Source material -

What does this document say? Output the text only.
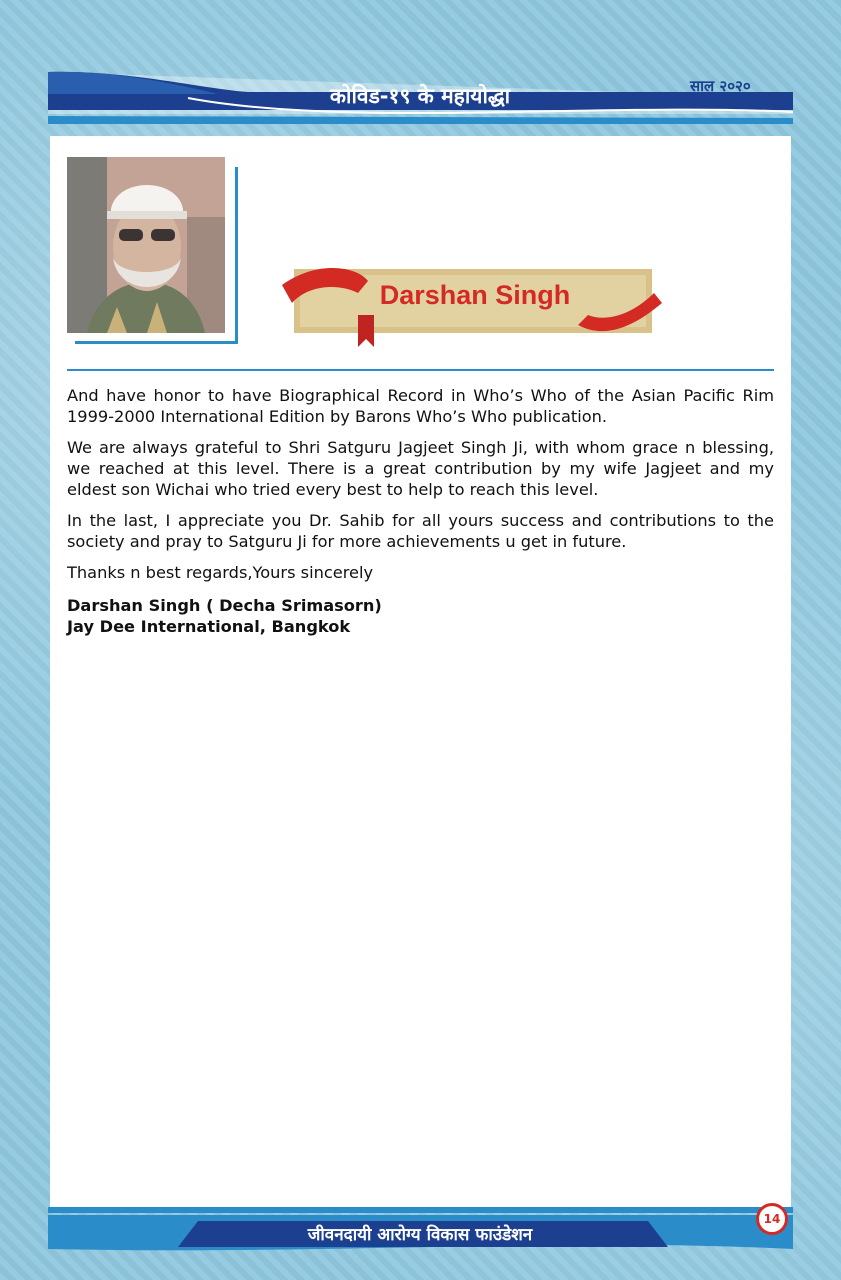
कोविड-१९ के महायोद्धा	साल २०२०
Darshan Singh

And have honor to have Biographical Record in Who’s Who of the Asian Pacific Rim 1999-2000 International Edition by Barons Who’s Who publication.

We are always grateful to Shri Satguru Jagjeet Singh Ji, with whom grace n blessing, we reached at this level. There is a great contribution by my wife Jagjeet and my eldest son Wichai who tried every best to help to reach this level.

In the last, I appreciate you Dr. Sahib for all yours success and contributions to the society and pray to Satguru Ji for more achievements u get in future.

Thanks n best regards,Yours sincerely

Darshan Singh ( Decha Srimasorn)
Jay Dee International, Bangkok
जीवनदायी आरोग्य विकास फाउंडेशन
14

Problem statement - Restate the records word for word, omitting images.

Result of the exercise -
What does this document say? Output the text only.
कोविड-१९ के महायोद्धा	साल २०२०
Darshan Singh

And have honor to have Biographical Record in Who’s Who of the Asian Pacific Rim 1999-2000 International Edition by Barons Who’s Who publication.

We are always grateful to Shri Satguru Jagjeet Singh Ji, with whom grace n blessing, we reached at this level. There is a great contribution by my wife Jagjeet and my eldest son Wichai who tried every best to help to reach this level.

In the last, I appreciate you Dr. Sahib for all yours success and contributions to the society and pray to Satguru Ji for more achievements u get in future.

Thanks n best regards,Yours sincerely

Darshan Singh ( Decha Srimasorn)
Jay Dee International, Bangkok
जीवनदायी आरोग्य विकास फाउंडेशन
14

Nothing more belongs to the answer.